THE EXERCISE:
Find the lines that hold the word "Products" and return them.

MATERIAL SHOWN:
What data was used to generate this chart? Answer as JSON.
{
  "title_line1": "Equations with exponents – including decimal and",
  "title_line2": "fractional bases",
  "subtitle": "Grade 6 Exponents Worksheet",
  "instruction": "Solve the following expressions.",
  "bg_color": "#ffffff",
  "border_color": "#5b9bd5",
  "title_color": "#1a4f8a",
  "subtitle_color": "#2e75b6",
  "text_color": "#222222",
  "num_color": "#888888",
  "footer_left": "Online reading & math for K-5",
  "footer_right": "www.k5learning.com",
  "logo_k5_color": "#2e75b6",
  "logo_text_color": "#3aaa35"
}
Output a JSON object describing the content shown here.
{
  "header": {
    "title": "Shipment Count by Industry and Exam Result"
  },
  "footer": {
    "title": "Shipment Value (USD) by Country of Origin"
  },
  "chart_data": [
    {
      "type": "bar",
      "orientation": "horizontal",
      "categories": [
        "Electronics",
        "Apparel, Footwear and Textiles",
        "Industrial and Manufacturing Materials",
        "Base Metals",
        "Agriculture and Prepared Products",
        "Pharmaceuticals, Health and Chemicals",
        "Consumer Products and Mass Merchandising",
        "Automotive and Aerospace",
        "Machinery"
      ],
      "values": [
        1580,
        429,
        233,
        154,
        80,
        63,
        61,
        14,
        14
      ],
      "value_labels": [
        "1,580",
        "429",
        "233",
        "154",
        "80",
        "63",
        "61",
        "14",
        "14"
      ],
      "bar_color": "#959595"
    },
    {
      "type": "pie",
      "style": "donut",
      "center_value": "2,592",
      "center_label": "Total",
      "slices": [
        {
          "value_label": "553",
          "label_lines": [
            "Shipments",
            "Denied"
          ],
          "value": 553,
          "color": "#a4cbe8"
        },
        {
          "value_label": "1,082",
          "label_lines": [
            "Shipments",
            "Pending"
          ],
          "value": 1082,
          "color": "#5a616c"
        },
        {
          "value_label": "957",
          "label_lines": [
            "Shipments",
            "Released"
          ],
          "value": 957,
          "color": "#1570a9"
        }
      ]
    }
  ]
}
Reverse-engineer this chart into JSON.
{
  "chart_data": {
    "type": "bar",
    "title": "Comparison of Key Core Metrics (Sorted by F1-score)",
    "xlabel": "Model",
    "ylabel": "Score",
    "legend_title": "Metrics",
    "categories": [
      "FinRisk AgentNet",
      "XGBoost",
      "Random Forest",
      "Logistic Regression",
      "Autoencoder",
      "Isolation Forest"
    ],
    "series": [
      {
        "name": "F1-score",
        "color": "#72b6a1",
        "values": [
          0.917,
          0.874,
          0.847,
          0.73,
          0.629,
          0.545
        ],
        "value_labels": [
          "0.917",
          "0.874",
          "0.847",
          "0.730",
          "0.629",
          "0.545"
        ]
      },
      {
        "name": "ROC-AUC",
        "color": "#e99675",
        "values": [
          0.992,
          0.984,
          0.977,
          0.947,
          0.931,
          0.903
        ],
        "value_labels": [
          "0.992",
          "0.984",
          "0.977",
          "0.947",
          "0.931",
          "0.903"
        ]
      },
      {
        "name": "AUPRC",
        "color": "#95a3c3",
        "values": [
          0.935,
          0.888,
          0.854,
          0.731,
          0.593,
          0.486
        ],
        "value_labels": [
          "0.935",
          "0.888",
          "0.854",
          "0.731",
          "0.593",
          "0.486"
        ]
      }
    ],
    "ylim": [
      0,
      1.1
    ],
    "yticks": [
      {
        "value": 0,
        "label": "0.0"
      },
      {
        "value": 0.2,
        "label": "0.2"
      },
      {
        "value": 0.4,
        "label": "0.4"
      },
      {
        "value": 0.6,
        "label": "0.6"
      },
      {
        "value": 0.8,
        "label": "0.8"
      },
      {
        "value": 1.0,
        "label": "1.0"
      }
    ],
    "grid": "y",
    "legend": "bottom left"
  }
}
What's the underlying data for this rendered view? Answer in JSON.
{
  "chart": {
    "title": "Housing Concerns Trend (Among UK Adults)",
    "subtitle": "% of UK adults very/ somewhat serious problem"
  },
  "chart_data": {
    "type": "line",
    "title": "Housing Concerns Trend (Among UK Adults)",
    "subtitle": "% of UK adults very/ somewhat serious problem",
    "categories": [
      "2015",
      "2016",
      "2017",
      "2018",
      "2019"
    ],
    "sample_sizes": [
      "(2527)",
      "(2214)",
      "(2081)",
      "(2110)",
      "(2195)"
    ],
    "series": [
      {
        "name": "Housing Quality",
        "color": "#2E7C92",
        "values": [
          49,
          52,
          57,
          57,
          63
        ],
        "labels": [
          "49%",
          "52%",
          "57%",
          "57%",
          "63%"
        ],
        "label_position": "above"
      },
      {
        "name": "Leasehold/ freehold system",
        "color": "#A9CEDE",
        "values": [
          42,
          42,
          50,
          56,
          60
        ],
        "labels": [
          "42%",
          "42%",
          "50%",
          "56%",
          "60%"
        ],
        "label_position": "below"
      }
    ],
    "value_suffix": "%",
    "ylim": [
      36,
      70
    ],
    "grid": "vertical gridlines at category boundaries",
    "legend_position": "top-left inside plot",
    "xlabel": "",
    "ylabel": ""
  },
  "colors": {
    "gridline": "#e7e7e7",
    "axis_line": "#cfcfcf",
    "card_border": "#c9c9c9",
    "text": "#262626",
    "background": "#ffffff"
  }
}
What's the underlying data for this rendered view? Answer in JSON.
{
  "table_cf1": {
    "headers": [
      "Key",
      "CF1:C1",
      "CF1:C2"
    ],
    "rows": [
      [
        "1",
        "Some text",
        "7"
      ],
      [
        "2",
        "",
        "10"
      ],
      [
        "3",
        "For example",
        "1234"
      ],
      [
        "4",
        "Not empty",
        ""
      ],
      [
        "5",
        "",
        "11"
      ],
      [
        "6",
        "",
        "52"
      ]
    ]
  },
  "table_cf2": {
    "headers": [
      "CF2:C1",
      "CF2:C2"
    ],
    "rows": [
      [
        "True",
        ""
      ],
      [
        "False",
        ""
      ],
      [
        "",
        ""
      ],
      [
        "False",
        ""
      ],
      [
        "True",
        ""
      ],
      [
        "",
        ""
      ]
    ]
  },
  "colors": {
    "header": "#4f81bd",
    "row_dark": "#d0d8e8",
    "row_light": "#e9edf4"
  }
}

RESPONSE TO THIS EXERCISE:
        "Agriculture and Prepared Products",
        "Consumer Products and Mass Merchandising",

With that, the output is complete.